YOUR OBJECTIVE: Below are records. Count every line containing the word "attachment" and give the number alone.

>> Begin SOURCE DATA

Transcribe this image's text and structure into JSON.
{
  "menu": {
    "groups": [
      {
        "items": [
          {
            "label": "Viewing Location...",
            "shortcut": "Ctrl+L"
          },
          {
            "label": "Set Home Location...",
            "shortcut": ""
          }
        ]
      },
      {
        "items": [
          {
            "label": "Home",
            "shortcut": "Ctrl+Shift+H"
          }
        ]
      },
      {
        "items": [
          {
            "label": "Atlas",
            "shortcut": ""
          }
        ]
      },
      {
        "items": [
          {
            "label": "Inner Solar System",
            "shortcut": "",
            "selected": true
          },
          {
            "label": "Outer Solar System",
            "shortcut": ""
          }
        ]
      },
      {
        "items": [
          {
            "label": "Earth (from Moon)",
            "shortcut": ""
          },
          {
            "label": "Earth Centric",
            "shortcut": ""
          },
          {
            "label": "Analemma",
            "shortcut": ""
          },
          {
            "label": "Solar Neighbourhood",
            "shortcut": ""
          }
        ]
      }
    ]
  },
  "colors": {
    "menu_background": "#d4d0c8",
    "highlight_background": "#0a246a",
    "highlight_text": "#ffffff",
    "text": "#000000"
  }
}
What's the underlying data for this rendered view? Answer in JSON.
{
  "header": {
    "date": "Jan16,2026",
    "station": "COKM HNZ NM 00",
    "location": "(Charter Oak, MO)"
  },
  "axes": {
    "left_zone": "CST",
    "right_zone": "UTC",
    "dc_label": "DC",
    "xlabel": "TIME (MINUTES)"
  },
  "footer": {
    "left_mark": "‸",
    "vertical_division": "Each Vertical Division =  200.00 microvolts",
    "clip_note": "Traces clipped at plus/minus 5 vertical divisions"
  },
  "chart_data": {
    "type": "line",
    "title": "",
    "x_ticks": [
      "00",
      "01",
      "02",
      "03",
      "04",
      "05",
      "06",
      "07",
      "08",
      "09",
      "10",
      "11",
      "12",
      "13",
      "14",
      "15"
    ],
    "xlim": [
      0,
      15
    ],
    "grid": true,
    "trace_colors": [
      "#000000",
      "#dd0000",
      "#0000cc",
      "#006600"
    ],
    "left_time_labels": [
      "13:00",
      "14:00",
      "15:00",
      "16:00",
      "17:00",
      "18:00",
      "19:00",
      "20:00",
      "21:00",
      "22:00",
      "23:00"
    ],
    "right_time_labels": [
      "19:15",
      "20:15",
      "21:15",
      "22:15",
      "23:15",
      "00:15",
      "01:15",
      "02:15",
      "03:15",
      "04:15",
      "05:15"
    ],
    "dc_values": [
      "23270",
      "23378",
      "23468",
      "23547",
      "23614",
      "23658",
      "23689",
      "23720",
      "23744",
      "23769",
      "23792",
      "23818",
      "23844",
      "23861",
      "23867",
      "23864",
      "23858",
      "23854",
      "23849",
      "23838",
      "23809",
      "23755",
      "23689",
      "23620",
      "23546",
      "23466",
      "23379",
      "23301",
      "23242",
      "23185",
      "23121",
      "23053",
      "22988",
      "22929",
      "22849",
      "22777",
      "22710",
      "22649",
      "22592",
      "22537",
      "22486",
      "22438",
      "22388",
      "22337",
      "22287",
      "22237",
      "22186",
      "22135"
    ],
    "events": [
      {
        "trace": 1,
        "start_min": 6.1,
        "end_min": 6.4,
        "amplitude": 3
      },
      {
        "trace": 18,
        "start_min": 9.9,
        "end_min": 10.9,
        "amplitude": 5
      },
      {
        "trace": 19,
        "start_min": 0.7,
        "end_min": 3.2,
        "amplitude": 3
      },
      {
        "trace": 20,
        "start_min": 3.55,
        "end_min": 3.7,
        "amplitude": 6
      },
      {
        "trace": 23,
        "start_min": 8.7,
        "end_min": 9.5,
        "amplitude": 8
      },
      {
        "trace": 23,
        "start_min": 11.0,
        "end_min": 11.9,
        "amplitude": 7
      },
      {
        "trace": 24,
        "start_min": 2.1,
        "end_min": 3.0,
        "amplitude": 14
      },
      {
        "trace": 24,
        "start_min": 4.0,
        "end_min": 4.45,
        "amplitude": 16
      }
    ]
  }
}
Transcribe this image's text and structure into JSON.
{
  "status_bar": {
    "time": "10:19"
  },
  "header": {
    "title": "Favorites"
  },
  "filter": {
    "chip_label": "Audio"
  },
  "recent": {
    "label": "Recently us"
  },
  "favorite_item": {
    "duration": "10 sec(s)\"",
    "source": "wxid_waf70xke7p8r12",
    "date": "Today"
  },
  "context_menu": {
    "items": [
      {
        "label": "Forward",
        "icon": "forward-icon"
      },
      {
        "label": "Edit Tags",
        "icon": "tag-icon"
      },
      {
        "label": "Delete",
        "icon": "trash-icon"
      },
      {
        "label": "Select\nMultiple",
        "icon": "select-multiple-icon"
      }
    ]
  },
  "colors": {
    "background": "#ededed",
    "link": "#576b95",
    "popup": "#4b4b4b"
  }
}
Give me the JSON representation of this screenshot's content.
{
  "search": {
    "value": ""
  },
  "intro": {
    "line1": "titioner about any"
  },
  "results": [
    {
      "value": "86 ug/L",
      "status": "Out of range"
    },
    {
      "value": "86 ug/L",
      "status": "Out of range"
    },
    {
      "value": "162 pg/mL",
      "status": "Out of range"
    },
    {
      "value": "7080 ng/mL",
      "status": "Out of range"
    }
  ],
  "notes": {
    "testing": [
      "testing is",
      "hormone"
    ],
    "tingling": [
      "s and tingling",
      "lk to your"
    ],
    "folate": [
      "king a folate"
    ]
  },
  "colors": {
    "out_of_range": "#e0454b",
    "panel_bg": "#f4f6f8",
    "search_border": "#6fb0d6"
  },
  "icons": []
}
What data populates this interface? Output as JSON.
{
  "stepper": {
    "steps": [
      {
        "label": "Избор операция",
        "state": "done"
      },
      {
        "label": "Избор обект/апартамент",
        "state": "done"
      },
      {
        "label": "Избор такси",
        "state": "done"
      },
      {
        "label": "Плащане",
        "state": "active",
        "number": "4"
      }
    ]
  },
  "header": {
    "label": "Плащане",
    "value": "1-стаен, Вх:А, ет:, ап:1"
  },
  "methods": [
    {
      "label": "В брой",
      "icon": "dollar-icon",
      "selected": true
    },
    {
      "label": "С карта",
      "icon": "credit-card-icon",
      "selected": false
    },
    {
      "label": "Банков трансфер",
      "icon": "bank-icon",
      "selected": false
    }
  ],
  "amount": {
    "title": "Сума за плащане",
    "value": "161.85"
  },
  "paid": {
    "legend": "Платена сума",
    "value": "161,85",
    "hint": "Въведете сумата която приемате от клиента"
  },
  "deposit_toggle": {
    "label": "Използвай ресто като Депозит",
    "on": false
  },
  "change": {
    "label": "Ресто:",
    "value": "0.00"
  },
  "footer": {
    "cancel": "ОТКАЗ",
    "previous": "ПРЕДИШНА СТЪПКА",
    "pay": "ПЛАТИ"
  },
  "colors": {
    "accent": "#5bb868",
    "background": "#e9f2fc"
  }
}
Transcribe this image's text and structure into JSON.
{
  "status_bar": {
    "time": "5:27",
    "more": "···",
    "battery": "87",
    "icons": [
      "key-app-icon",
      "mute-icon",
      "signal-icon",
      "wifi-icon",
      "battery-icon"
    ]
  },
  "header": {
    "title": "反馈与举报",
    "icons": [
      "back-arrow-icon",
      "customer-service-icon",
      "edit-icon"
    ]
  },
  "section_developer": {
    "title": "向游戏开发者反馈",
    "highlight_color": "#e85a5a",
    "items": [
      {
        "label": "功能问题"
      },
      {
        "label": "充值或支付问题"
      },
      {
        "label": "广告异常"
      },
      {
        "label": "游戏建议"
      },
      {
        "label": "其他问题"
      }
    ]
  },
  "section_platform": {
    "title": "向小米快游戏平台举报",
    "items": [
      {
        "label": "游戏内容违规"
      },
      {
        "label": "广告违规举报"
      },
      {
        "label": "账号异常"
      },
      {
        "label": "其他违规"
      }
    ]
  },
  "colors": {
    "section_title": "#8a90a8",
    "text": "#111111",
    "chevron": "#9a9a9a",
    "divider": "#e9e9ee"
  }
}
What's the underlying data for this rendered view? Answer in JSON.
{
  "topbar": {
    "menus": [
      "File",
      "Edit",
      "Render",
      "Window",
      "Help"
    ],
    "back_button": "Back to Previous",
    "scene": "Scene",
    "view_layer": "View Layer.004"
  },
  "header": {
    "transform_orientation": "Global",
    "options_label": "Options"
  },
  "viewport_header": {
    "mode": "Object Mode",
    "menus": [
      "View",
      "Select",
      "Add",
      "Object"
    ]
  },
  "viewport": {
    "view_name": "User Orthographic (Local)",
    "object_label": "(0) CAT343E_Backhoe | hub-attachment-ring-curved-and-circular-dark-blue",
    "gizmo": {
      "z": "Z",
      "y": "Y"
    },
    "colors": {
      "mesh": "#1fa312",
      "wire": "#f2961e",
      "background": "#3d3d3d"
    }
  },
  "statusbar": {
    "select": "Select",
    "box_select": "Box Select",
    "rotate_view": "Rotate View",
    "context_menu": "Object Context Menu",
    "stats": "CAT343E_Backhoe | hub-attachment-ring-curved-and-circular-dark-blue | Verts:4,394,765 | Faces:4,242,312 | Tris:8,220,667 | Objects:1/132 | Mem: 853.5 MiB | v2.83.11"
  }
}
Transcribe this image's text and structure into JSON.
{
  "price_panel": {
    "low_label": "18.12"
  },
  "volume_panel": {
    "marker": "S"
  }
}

>> End SOURCE DATA

CORRECT OUTPUT: 2